- Exercise instructions -
For the word "Kilian", find each line in the entries where it occurs and copy that line.

- Task input -
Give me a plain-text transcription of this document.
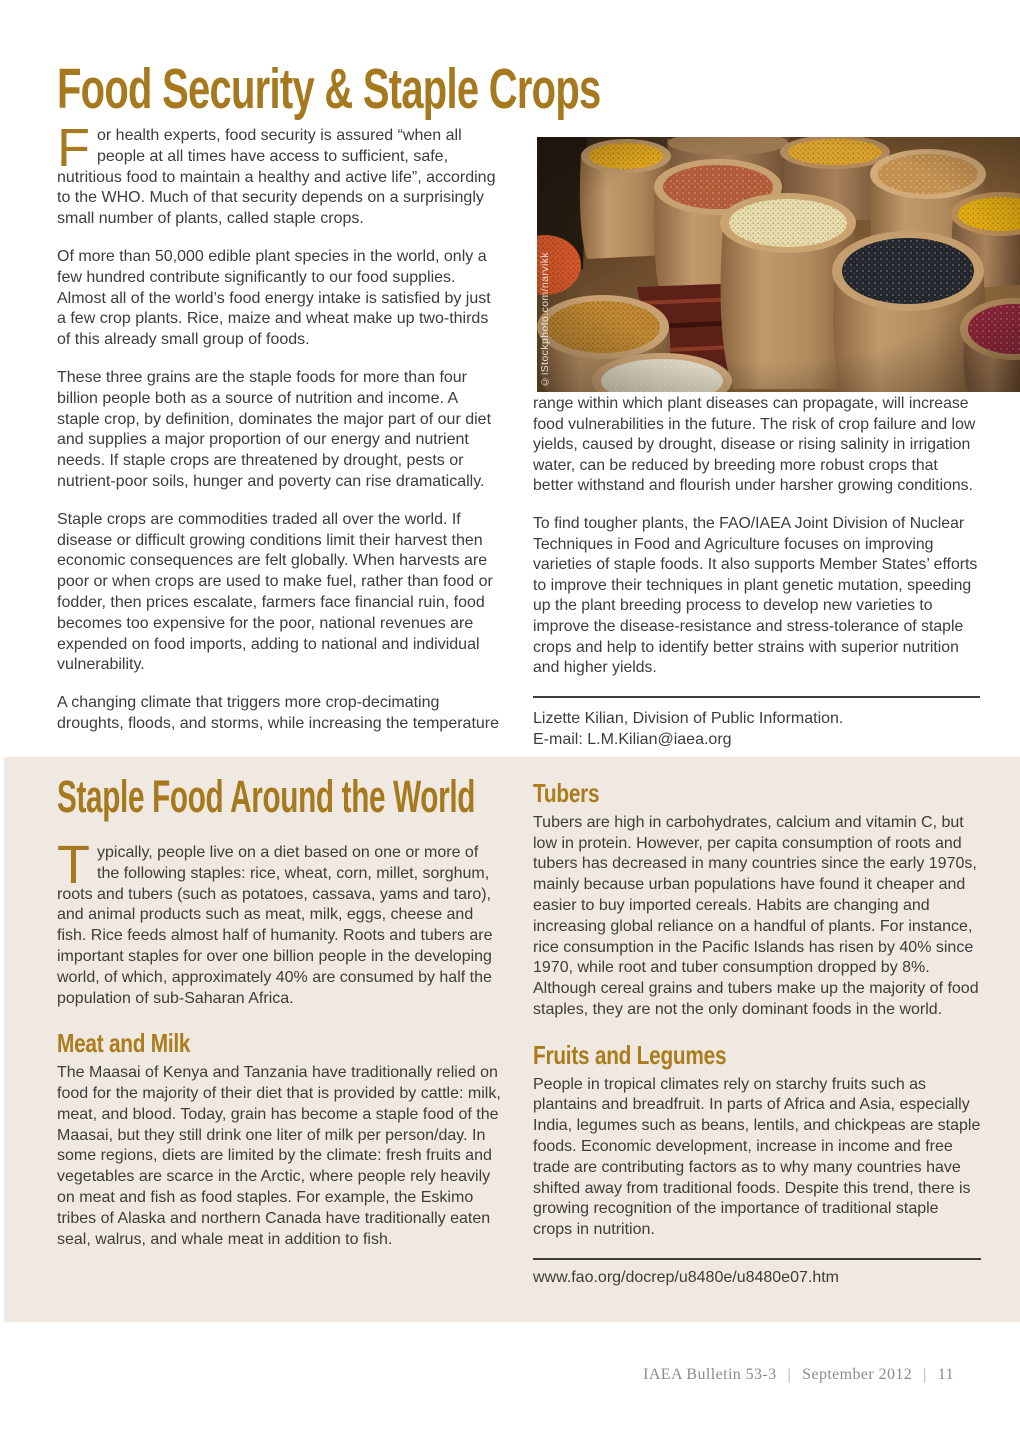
Food Security & Staple Crops

For health experts, food security is assured “when all people at all times have access to sufficient, safe, nutritious food to maintain a healthy and active life”, according to the WHO. Much of that security depends on a surprisingly small number of plants, called staple crops.

Of more than 50,000 edible plant species in the world, only a few hundred contribute significantly to our food supplies. Almost all of the world’s food energy intake is satisfied by just a few crop plants. Rice, maize and wheat make up two-thirds of this already small group of foods.

These three grains are the staple foods for more than four billion people both as a source of nutrition and income. A staple crop, by definition, dominates the major part of our diet and supplies a major proportion of our energy and nutrient needs. If staple crops are threatened by drought, pests or nutrient-poor soils, hunger and poverty can rise dramatically.

Staple crops are commodities traded all over the world. If disease or difficult growing conditions limit their harvest then economic consequences are felt globally. When harvests are poor or when crops are used to make fuel, rather than food or fodder, then prices escalate, farmers face financial ruin, food becomes too expensive for the poor, national revenues are expended on food imports, adding to national and individual vulnerability.

A changing climate that triggers more crop-decimating droughts, floods, and storms, while increasing the temperature

©iStockphoto.com/narvikk

range within which plant diseases can propagate, will increase food vulnerabilities in the future. The risk of crop failure and low yields, caused by drought, disease or rising salinity in irrigation water, can be reduced by breeding more robust crops that better withstand and flourish under harsher growing conditions.

To find tougher plants, the FAO/IAEA Joint Division of Nuclear Techniques in Food and Agriculture focuses on improving varieties of staple foods. It also supports Member States’ efforts to improve their techniques in plant genetic mutation, speeding up the plant breeding process to develop new varieties to improve the disease-resistance and stress-tolerance of staple crops and help to identify better strains with superior nutrition and higher yields.

Lizette Kilian, Division of Public Information.

E-mail: L.M.Kilian@iaea.org

Staple Food Around the World

Typically, people live on a diet based on one or more of the following staples: rice, wheat, corn, millet, sorghum, roots and tubers (such as potatoes, cassava, yams and taro), and animal products such as meat, milk, eggs, cheese and fish. Rice feeds almost half of humanity. Roots and tubers are important staples for over one billion people in the developing world, of which, approximately 40% are consumed by half the population of sub-Saharan Africa.

Meat and Milk

The Maasai of Kenya and Tanzania have traditionally relied on food for the majority of their diet that is provided by cattle: milk, meat, and blood. Today, grain has become a staple food of the Maasai, but they still drink one liter of milk per person/day. In some regions, diets are limited by the climate: fresh fruits and vegetables are scarce in the Arctic, where people rely heavily on meat and fish as food staples. For example, the Eskimo tribes of Alaska and northern Canada have traditionally eaten seal, walrus, and whale meat in addition to fish.

Tubers

Tubers are high in carbohydrates, calcium and vitamin C, but low in protein. However, per capita consumption of roots and tubers has decreased in many countries since the early 1970s, mainly because urban populations have found it cheaper and easier to buy imported cereals. Habits are changing and increasing global reliance on a handful of plants. For instance, rice consumption in the Pacific Islands has risen by 40% since 1970, while root and tuber consumption dropped by 8%. Although cereal grains and tubers make up the majority of food staples, they are not the only dominant foods in the world.

Fruits and Legumes

People in tropical climates rely on starchy fruits such as plantains and breadfruit. In parts of Africa and Asia, especially India, legumes such as beans, lentils, and chickpeas are staple foods. Economic development, increase in income and free trade are contributing factors as to why many countries have shifted away from traditional foods. Despite this trend, there is growing recognition of the importance of traditional staple crops in nutrition.

www.fao.org/docrep/u8480e/u8480e07.htm

IAEA Bulletin 53-3 | September 2012 | 11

- Your solution -
Lizette Kilian, Division of Public Information.
E-mail: L.M.Kilian@iaea.org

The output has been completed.